-- start Given data --

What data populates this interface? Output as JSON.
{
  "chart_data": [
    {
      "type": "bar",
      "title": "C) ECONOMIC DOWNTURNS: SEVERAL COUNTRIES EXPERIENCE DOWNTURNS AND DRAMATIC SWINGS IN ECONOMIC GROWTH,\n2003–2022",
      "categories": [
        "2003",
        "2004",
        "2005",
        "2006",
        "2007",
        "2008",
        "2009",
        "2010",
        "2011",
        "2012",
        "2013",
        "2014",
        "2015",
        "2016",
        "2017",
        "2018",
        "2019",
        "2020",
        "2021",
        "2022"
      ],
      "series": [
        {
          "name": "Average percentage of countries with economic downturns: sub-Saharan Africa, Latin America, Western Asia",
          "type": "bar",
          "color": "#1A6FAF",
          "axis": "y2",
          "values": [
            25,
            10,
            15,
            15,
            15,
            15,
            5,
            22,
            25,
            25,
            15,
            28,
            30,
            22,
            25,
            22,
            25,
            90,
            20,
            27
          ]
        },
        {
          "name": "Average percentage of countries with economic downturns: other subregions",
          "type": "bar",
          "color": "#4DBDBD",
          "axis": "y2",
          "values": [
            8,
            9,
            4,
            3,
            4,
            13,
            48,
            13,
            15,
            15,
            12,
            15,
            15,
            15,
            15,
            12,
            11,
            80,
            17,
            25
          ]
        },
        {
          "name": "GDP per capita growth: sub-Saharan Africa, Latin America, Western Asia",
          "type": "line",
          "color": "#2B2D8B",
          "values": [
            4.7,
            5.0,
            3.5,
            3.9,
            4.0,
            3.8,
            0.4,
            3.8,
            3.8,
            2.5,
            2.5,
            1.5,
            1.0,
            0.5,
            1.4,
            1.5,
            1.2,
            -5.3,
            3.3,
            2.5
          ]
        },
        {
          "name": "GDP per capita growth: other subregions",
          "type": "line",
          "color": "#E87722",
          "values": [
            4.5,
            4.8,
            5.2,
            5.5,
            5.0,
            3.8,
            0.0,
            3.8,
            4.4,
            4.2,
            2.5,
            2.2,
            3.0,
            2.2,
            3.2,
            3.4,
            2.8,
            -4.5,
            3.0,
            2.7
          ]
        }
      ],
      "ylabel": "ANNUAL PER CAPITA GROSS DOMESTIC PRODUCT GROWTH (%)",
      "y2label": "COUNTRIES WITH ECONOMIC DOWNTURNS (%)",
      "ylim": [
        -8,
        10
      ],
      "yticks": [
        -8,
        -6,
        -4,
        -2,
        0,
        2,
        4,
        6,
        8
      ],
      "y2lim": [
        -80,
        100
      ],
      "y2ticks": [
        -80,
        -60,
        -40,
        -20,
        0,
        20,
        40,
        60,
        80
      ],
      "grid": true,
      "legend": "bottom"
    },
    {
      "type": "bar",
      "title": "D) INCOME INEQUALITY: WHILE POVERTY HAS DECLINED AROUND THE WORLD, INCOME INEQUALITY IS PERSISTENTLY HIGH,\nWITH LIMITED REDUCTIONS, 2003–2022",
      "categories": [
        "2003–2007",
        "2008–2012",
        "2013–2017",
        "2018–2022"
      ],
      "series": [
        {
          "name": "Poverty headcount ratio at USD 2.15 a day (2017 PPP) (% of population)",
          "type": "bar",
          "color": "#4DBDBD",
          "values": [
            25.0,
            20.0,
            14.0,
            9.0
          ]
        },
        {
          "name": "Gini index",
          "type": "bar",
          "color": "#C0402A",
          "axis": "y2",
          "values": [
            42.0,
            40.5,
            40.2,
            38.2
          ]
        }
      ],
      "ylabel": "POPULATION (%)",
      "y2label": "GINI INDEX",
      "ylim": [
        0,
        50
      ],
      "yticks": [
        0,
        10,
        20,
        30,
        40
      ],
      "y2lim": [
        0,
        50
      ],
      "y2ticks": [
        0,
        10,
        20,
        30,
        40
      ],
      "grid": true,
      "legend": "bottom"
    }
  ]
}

-- end Given data --

Reproduce each record exactly as it appears.

What data populates this interface? Output as JSON.
{
  "chart_data": [
    {
      "type": "bar",
      "title": "C) ECONOMIC DOWNTURNS: SEVERAL COUNTRIES EXPERIENCE DOWNTURNS AND DRAMATIC SWINGS IN ECONOMIC GROWTH,\n2003–2022",
      "categories": [
        "2003",
        "2004",
        "2005",
        "2006",
        "2007",
        "2008",
        "2009",
        "2010",
        "2011",
        "2012",
        "2013",
        "2014",
        "2015",
        "2016",
        "2017",
        "2018",
        "2019",
        "2020",
        "2021",
        "2022"
      ],
      "series": [
        {
          "name": "Average percentage of countries with economic downturns: sub-Saharan Africa, Latin America, Western Asia",
          "type": "bar",
          "color": "#1A6FAF",
          "axis": "y2",
          "values": [
            25,
            10,
            15,
            15,
            15,
            15,
            5,
            22,
            25,
            25,
            15,
            28,
            30,
            22,
            25,
            22,
            25,
            90,
            20,
            27
          ]
        },
        {
          "name": "Average percentage of countries with economic downturns: other subregions",
          "type": "bar",
          "color": "#4DBDBD",
          "axis": "y2",
          "values": [
            8,
            9,
            4,
            3,
            4,
            13,
            48,
            13,
            15,
            15,
            12,
            15,
            15,
            15,
            15,
            12,
            11,
            80,
            17,
            25
          ]
        },
        {
          "name": "GDP per capita growth: sub-Saharan Africa, Latin America, Western Asia",
          "type": "line",
          "color": "#2B2D8B",
          "values": [
            4.7,
            5.0,
            3.5,
            3.9,
            4.0,
            3.8,
            0.4,
            3.8,
            3.8,
            2.5,
            2.5,
            1.5,
            1.0,
            0.5,
            1.4,
            1.5,
            1.2,
            -5.3,
            3.3,
            2.5
          ]
        },
        {
          "name": "GDP per capita growth: other subregions",
          "type": "line",
          "color": "#E87722",
          "values": [
            4.5,
            4.8,
            5.2,
            5.5,
            5.0,
            3.8,
            0.0,
            3.8,
            4.4,
            4.2,
            2.5,
            2.2,
            3.0,
            2.2,
            3.2,
            3.4,
            2.8,
            -4.5,
            3.0,
            2.7
          ]
        }
      ],
      "ylabel": "ANNUAL PER CAPITA GROSS DOMESTIC PRODUCT GROWTH (%)",
      "y2label": "COUNTRIES WITH ECONOMIC DOWNTURNS (%)",
      "ylim": [
        -8,
        10
      ],
      "yticks": [
        -8,
        -6,
        -4,
        -2,
        0,
        2,
        4,
        6,
        8
      ],
      "y2lim": [
        -80,
        100
      ],
      "y2ticks": [
        -80,
        -60,
        -40,
        -20,
        0,
        20,
        40,
        60,
        80
      ],
      "grid": true,
      "legend": "bottom"
    },
    {
      "type": "bar",
      "title": "D) INCOME INEQUALITY: WHILE POVERTY HAS DECLINED AROUND THE WORLD, INCOME INEQUALITY IS PERSISTENTLY HIGH,\nWITH LIMITED REDUCTIONS, 2003–2022",
      "categories": [
        "2003–2007",
        "2008–2012",
        "2013–2017",
        "2018–2022"
      ],
      "series": [
        {
          "name": "Poverty headcount ratio at USD 2.15 a day (2017 PPP) (% of population)",
          "type": "bar",
          "color": "#4DBDBD",
          "values": [
            25.0,
            20.0,
            14.0,
            9.0
          ]
        },
        {
          "name": "Gini index",
          "type": "bar",
          "color": "#C0402A",
          "axis": "y2",
          "values": [
            42.0,
            40.5,
            40.2,
            38.2
          ]
        }
      ],
      "ylabel": "POPULATION (%)",
      "y2label": "GINI INDEX",
      "ylim": [
        0,
        50
      ],
      "yticks": [
        0,
        10,
        20,
        30,
        40
      ],
      "y2lim": [
        0,
        50
      ],
      "y2ticks": [
        0,
        10,
        20,
        30,
        40
      ],
      "grid": true,
      "legend": "bottom"
    }
  ]
}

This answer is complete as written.